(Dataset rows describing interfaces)
>>>>>
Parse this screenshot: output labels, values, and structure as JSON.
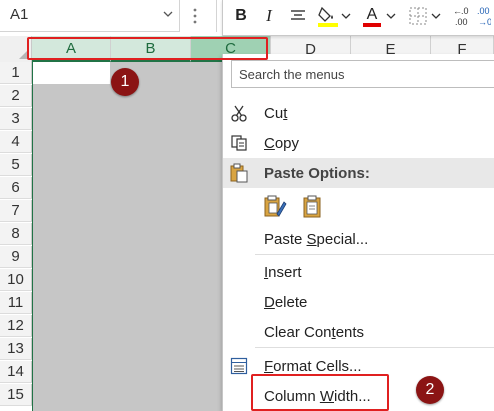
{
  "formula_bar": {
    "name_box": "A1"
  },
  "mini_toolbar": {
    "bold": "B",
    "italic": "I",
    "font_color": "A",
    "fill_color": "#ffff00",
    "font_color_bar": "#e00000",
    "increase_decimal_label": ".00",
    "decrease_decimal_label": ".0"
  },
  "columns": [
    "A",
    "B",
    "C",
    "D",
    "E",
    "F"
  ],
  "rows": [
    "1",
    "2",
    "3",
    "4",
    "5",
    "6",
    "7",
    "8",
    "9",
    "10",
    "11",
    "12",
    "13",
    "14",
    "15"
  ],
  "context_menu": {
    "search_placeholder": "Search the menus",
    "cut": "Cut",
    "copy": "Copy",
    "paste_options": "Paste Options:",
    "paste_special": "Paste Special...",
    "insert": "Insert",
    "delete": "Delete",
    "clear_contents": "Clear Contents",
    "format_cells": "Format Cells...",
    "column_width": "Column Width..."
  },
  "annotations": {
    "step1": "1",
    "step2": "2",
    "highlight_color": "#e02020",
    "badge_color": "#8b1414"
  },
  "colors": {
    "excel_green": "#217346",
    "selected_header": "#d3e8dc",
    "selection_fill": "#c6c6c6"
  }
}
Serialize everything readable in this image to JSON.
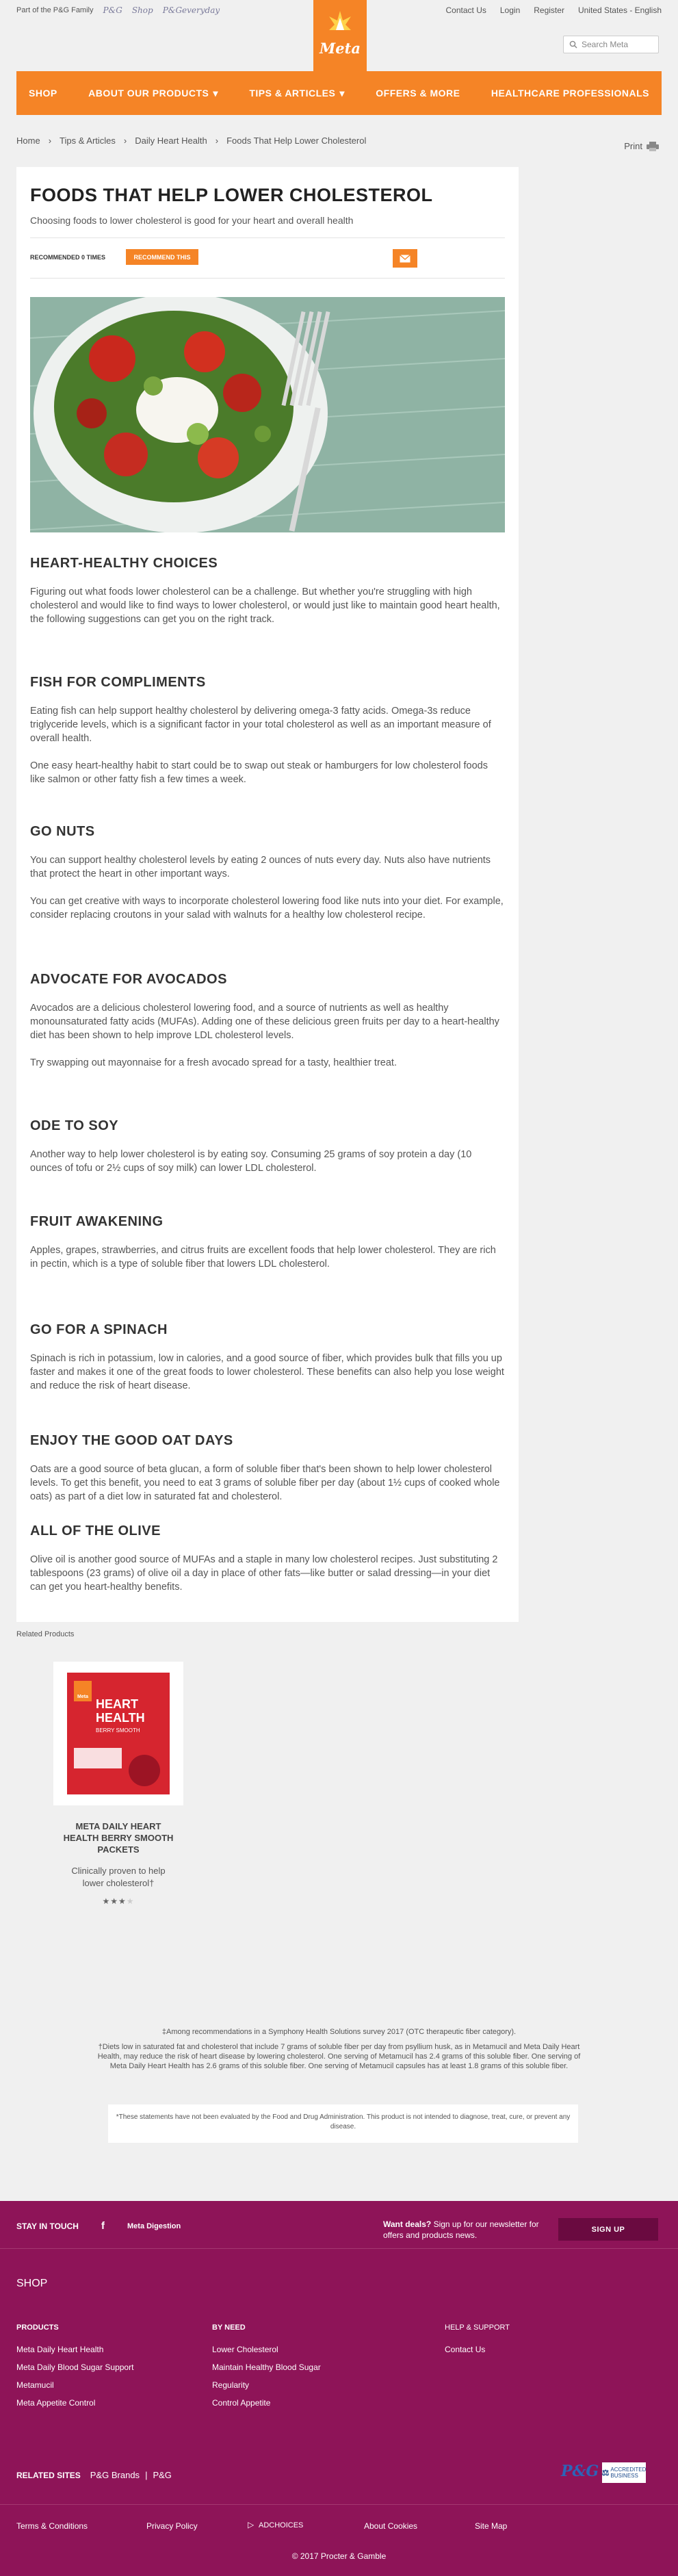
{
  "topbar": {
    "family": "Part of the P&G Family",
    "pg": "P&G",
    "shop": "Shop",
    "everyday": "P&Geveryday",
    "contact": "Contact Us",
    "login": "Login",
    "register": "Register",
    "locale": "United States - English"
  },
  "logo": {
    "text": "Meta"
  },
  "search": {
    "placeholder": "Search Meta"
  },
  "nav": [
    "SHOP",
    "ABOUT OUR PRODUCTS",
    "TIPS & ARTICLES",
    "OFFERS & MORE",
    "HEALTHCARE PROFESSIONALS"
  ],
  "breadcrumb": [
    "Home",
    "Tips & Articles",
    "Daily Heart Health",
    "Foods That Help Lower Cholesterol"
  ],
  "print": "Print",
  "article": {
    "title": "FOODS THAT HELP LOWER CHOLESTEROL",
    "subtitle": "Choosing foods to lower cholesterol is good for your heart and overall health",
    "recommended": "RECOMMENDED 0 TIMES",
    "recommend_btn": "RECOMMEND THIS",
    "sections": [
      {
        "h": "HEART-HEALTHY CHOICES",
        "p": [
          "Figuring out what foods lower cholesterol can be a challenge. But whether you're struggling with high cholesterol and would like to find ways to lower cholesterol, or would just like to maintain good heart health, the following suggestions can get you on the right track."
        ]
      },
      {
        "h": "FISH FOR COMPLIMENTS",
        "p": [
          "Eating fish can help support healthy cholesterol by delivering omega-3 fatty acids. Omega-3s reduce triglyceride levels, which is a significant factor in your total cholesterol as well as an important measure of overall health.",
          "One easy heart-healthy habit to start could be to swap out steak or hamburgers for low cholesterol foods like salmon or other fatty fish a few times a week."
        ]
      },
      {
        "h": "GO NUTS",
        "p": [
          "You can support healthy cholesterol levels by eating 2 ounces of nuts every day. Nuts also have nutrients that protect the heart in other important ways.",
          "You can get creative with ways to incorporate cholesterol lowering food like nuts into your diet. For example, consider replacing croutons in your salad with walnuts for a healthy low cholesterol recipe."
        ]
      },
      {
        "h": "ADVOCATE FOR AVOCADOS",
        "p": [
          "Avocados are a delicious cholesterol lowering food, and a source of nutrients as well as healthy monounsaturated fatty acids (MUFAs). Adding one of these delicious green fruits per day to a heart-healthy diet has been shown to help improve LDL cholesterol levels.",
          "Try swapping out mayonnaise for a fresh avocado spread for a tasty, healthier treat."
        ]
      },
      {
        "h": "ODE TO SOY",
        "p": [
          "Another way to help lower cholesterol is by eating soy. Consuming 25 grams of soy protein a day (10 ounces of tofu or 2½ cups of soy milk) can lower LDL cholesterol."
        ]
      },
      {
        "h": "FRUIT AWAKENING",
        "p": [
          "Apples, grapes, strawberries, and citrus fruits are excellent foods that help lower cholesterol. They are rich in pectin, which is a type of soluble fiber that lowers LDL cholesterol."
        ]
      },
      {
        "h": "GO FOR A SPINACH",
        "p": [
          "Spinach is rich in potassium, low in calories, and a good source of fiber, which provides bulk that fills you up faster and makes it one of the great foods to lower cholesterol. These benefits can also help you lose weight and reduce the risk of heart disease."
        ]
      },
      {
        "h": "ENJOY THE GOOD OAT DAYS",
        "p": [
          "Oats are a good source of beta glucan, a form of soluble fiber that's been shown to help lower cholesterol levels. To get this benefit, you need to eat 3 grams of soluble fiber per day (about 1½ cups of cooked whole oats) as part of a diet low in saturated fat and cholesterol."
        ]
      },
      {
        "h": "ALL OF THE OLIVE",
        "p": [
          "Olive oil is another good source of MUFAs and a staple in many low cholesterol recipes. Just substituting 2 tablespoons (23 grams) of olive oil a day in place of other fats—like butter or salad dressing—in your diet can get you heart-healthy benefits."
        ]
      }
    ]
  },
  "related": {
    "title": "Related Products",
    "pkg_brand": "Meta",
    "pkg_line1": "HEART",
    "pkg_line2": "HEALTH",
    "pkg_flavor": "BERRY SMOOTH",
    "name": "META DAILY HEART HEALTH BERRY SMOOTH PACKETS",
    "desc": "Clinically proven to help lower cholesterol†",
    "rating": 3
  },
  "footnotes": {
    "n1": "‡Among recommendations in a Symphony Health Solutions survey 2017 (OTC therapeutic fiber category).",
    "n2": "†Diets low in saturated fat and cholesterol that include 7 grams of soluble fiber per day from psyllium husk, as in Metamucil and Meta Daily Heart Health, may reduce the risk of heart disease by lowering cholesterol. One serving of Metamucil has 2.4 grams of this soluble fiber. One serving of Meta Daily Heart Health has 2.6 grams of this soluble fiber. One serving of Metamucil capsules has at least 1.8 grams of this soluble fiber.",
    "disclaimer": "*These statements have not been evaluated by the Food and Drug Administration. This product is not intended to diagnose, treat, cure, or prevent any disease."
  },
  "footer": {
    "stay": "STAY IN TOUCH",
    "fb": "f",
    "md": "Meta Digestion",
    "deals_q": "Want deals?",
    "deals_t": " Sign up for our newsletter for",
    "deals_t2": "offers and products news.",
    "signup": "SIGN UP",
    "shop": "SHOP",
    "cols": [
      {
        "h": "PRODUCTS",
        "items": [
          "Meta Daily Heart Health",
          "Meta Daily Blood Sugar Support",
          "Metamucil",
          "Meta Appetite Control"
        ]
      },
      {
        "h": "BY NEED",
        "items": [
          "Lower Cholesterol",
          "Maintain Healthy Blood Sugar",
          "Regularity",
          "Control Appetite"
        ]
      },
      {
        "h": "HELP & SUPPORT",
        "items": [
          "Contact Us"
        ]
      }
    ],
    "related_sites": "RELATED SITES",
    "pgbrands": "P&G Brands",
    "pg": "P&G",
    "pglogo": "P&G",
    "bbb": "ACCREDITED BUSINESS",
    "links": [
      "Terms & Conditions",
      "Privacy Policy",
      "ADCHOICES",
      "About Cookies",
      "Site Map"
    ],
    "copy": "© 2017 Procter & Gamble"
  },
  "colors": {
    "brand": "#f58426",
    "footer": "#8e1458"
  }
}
<<<<<
» About this exercise
Print all of the records shown above exactly, leaving out each picture.

» Solution to this task
Parse this screenshot: output labels, values, and structure as JSON.
{
  "formula_bar": {
    "name_box": "A1"
  },
  "mini_toolbar": {
    "bold": "B",
    "italic": "I",
    "font_color": "A",
    "fill_color": "#ffff00",
    "font_color_bar": "#e00000",
    "increase_decimal_label": ".00",
    "decrease_decimal_label": ".0"
  },
  "columns": [
    "A",
    "B",
    "C",
    "D",
    "E",
    "F"
  ],
  "rows": [
    "1",
    "2",
    "3",
    "4",
    "5",
    "6",
    "7",
    "8",
    "9",
    "10",
    "11",
    "12",
    "13",
    "14",
    "15"
  ],
  "context_menu": {
    "search_placeholder": "Search the menus",
    "cut": "Cut",
    "copy": "Copy",
    "paste_options": "Paste Options:",
    "paste_special": "Paste Special...",
    "insert": "Insert",
    "delete": "Delete",
    "clear_contents": "Clear Contents",
    "format_cells": "Format Cells...",
    "column_width": "Column Width..."
  },
  "annotations": {
    "step1": "1",
    "step2": "2",
    "highlight_color": "#e02020",
    "badge_color": "#8b1414"
  },
  "colors": {
    "excel_green": "#217346",
    "selected_header": "#d3e8dc",
    "selection_fill": "#c6c6c6"
  }
}
Serialize everything readable in this image to JSON.
{
  "topbar": {
    "family": "Part of the P&G Family",
    "pg": "P&G",
    "shop": "Shop",
    "everyday": "P&Geveryday",
    "contact": "Contact Us",
    "login": "Login",
    "register": "Register",
    "locale": "United States - English"
  },
  "logo": {
    "text": "Meta"
  },
  "search": {
    "placeholder": "Search Meta"
  },
  "nav": [
    "SHOP",
    "ABOUT OUR PRODUCTS",
    "TIPS & ARTICLES",
    "OFFERS & MORE",
    "HEALTHCARE PROFESSIONALS"
  ],
  "breadcrumb": [
    "Home",
    "Tips & Articles",
    "Daily Heart Health",
    "Foods That Help Lower Cholesterol"
  ],
  "print": "Print",
  "article": {
    "title": "FOODS THAT HELP LOWER CHOLESTEROL",
    "subtitle": "Choosing foods to lower cholesterol is good for your heart and overall health",
    "recommended": "RECOMMENDED 0 TIMES",
    "recommend_btn": "RECOMMEND THIS",
    "sections": [
      {
        "h": "HEART-HEALTHY CHOICES",
        "p": [
          "Figuring out what foods lower cholesterol can be a challenge. But whether you're struggling with high cholesterol and would like to find ways to lower cholesterol, or would just like to maintain good heart health, the following suggestions can get you on the right track."
        ]
      },
      {
        "h": "FISH FOR COMPLIMENTS",
        "p": [
          "Eating fish can help support healthy cholesterol by delivering omega-3 fatty acids. Omega-3s reduce triglyceride levels, which is a significant factor in your total cholesterol as well as an important measure of overall health.",
          "One easy heart-healthy habit to start could be to swap out steak or hamburgers for low cholesterol foods like salmon or other fatty fish a few times a week."
        ]
      },
      {
        "h": "GO NUTS",
        "p": [
          "You can support healthy cholesterol levels by eating 2 ounces of nuts every day. Nuts also have nutrients that protect the heart in other important ways.",
          "You can get creative with ways to incorporate cholesterol lowering food like nuts into your diet. For example, consider replacing croutons in your salad with walnuts for a healthy low cholesterol recipe."
        ]
      },
      {
        "h": "ADVOCATE FOR AVOCADOS",
        "p": [
          "Avocados are a delicious cholesterol lowering food, and a source of nutrients as well as healthy monounsaturated fatty acids (MUFAs). Adding one of these delicious green fruits per day to a heart-healthy diet has been shown to help improve LDL cholesterol levels.",
          "Try swapping out mayonnaise for a fresh avocado spread for a tasty, healthier treat."
        ]
      },
      {
        "h": "ODE TO SOY",
        "p": [
          "Another way to help lower cholesterol is by eating soy. Consuming 25 grams of soy protein a day (10 ounces of tofu or 2½ cups of soy milk) can lower LDL cholesterol."
        ]
      },
      {
        "h": "FRUIT AWAKENING",
        "p": [
          "Apples, grapes, strawberries, and citrus fruits are excellent foods that help lower cholesterol. They are rich in pectin, which is a type of soluble fiber that lowers LDL cholesterol."
        ]
      },
      {
        "h": "GO FOR A SPINACH",
        "p": [
          "Spinach is rich in potassium, low in calories, and a good source of fiber, which provides bulk that fills you up faster and makes it one of the great foods to lower cholesterol. These benefits can also help you lose weight and reduce the risk of heart disease."
        ]
      },
      {
        "h": "ENJOY THE GOOD OAT DAYS",
        "p": [
          "Oats are a good source of beta glucan, a form of soluble fiber that's been shown to help lower cholesterol levels. To get this benefit, you need to eat 3 grams of soluble fiber per day (about 1½ cups of cooked whole oats) as part of a diet low in saturated fat and cholesterol."
        ]
      },
      {
        "h": "ALL OF THE OLIVE",
        "p": [
          "Olive oil is another good source of MUFAs and a staple in many low cholesterol recipes. Just substituting 2 tablespoons (23 grams) of olive oil a day in place of other fats—like butter or salad dressing—in your diet can get you heart-healthy benefits."
        ]
      }
    ]
  },
  "related": {
    "title": "Related Products",
    "pkg_brand": "Meta",
    "pkg_line1": "HEART",
    "pkg_line2": "HEALTH",
    "pkg_flavor": "BERRY SMOOTH",
    "name": "META DAILY HEART HEALTH BERRY SMOOTH PACKETS",
    "desc": "Clinically proven to help lower cholesterol†",
    "rating": 3
  },
  "footnotes": {
    "n1": "‡Among recommendations in a Symphony Health Solutions survey 2017 (OTC therapeutic fiber category).",
    "n2": "†Diets low in saturated fat and cholesterol that include 7 grams of soluble fiber per day from psyllium husk, as in Metamucil and Meta Daily Heart Health, may reduce the risk of heart disease by lowering cholesterol. One serving of Metamucil has 2.4 grams of this soluble fiber. One serving of Meta Daily Heart Health has 2.6 grams of this soluble fiber. One serving of Metamucil capsules has at least 1.8 grams of this soluble fiber.",
    "disclaimer": "*These statements have not been evaluated by the Food and Drug Administration. This product is not intended to diagnose, treat, cure, or prevent any disease."
  },
  "footer": {
    "stay": "STAY IN TOUCH",
    "fb": "f",
    "md": "Meta Digestion",
    "deals_q": "Want deals?",
    "deals_t": " Sign up for our newsletter for",
    "deals_t2": "offers and products news.",
    "signup": "SIGN UP",
    "shop": "SHOP",
    "cols": [
      {
        "h": "PRODUCTS",
        "items": [
          "Meta Daily Heart Health",
          "Meta Daily Blood Sugar Support",
          "Metamucil",
          "Meta Appetite Control"
        ]
      },
      {
        "h": "BY NEED",
        "items": [
          "Lower Cholesterol",
          "Maintain Healthy Blood Sugar",
          "Regularity",
          "Control Appetite"
        ]
      },
      {
        "h": "HELP & SUPPORT",
        "items": [
          "Contact Us"
        ]
      }
    ],
    "related_sites": "RELATED SITES",
    "pgbrands": "P&G Brands",
    "pg": "P&G",
    "pglogo": "P&G",
    "bbb": "ACCREDITED BUSINESS",
    "links": [
      "Terms & Conditions",
      "Privacy Policy",
      "ADCHOICES",
      "About Cookies",
      "Site Map"
    ],
    "copy": "© 2017 Procter & Gamble"
  },
  "colors": {
    "brand": "#f58426",
    "footer": "#8e1458"
  }
}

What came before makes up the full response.